Wherever a line holds the string "jest", copy that line.

+++ Records to process

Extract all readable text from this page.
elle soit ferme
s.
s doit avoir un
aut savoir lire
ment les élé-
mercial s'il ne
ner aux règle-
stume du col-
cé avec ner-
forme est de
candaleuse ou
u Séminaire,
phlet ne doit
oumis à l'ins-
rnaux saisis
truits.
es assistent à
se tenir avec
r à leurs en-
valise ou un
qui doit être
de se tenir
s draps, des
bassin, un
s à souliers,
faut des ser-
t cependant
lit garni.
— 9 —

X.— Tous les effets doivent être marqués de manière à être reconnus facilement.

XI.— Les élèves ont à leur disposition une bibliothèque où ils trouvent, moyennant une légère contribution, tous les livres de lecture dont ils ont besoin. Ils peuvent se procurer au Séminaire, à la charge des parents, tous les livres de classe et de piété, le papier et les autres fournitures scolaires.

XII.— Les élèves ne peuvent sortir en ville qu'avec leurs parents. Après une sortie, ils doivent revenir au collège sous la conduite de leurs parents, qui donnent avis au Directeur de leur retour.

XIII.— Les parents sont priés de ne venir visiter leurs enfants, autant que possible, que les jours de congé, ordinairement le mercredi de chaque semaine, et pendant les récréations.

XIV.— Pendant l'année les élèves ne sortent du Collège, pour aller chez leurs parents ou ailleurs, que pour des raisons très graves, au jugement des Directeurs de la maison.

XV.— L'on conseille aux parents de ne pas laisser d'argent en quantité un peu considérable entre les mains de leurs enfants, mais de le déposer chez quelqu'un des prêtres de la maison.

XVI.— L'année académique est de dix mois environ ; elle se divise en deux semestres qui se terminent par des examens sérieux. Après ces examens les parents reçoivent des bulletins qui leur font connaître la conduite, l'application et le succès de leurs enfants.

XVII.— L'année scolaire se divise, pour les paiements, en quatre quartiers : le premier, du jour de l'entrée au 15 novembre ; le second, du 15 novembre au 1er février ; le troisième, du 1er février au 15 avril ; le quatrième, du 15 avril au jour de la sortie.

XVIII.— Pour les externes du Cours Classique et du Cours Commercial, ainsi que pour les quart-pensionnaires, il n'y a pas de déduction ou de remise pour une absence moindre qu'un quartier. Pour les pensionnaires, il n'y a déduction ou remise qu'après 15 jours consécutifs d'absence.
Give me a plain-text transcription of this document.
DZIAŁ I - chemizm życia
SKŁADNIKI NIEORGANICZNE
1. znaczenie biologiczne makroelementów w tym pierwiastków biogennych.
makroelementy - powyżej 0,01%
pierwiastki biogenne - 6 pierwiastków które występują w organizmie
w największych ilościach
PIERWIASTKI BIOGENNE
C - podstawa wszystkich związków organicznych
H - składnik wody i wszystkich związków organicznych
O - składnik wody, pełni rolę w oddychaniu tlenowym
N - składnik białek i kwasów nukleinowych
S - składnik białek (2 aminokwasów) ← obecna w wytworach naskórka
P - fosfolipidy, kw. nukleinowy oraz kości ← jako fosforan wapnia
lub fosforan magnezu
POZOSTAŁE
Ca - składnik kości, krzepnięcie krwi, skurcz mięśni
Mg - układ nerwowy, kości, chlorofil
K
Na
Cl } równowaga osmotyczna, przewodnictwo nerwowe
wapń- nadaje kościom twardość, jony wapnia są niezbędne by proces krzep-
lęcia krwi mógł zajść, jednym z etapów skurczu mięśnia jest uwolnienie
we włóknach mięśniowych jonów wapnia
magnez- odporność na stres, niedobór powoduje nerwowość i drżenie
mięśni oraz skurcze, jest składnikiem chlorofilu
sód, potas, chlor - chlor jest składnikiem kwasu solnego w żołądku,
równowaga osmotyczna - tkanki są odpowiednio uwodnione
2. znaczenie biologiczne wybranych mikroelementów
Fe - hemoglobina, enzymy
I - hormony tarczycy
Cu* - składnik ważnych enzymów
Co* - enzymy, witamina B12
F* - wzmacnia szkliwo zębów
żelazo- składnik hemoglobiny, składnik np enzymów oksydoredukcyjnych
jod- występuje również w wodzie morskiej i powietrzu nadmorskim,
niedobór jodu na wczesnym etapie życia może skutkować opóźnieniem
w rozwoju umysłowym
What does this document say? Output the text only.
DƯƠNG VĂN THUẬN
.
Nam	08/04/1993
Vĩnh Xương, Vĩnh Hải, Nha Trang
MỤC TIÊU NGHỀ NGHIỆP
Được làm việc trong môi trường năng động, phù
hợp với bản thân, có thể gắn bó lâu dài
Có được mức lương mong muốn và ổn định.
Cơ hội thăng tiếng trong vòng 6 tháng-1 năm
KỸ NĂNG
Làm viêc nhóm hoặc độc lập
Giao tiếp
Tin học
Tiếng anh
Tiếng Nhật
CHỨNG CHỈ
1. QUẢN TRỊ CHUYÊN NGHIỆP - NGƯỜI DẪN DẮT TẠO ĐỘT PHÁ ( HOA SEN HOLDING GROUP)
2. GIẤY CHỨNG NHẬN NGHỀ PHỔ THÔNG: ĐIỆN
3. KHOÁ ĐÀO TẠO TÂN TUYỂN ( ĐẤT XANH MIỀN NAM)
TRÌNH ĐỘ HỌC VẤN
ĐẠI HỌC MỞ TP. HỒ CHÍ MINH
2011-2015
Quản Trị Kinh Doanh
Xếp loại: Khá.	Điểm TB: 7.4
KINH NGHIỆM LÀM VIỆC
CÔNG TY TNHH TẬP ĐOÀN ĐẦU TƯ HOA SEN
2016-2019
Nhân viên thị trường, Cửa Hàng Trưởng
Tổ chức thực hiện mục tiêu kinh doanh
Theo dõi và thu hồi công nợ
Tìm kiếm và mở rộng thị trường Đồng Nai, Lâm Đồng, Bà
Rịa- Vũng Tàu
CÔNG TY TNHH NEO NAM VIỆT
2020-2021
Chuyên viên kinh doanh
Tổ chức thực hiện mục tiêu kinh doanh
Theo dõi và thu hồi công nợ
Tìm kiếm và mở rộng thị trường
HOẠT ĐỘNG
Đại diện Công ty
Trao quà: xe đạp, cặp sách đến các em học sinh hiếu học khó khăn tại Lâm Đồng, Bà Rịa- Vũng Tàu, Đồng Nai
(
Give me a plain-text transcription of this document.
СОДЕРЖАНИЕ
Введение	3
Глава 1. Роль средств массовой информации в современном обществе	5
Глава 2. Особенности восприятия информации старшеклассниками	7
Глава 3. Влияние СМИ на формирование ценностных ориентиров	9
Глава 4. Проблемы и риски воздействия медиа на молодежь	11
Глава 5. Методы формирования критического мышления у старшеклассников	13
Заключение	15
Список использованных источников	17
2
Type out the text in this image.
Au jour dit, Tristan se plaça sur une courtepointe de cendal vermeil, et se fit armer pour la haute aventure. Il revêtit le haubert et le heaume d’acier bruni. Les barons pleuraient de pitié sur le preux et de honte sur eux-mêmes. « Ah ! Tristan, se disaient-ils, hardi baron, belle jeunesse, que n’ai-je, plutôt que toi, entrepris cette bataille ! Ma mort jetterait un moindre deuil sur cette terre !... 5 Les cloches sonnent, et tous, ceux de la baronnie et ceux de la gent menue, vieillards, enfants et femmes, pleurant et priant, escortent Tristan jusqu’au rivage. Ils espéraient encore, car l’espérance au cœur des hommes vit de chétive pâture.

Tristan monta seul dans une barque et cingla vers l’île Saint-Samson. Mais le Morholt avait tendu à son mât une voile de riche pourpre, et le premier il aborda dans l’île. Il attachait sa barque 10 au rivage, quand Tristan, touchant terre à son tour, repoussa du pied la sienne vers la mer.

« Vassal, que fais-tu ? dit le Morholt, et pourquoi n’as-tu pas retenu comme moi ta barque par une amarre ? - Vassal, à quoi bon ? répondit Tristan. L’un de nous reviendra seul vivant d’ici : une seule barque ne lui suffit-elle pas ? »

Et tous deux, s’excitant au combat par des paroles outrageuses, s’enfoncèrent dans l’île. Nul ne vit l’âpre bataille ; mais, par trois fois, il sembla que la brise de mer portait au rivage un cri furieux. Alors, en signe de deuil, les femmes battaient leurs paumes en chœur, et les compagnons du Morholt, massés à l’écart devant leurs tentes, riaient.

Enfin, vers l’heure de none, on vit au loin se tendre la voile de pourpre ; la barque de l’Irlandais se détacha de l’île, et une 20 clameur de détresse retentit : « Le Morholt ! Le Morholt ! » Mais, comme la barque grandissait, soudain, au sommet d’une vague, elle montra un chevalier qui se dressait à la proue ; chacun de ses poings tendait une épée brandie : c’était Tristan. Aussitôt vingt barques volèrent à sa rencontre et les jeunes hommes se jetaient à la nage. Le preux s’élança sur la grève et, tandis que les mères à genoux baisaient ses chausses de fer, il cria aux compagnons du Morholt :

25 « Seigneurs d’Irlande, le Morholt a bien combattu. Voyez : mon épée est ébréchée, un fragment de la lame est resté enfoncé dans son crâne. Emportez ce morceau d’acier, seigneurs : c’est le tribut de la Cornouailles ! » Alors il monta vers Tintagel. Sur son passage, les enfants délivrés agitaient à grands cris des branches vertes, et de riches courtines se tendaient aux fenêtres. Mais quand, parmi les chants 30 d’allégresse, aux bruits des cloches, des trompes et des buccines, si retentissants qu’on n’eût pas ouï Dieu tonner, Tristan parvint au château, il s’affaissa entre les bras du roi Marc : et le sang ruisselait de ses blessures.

++++++

**Task solution:**
lęcia krwi mógł zajść, jednym z etapów skurczu mięśnia jest uwolnienie
mięśni oraz skurcze, jest składnikiem chlorofilu
sód, potas, chlor - chlor jest składnikiem kwasu solnego w żołądku,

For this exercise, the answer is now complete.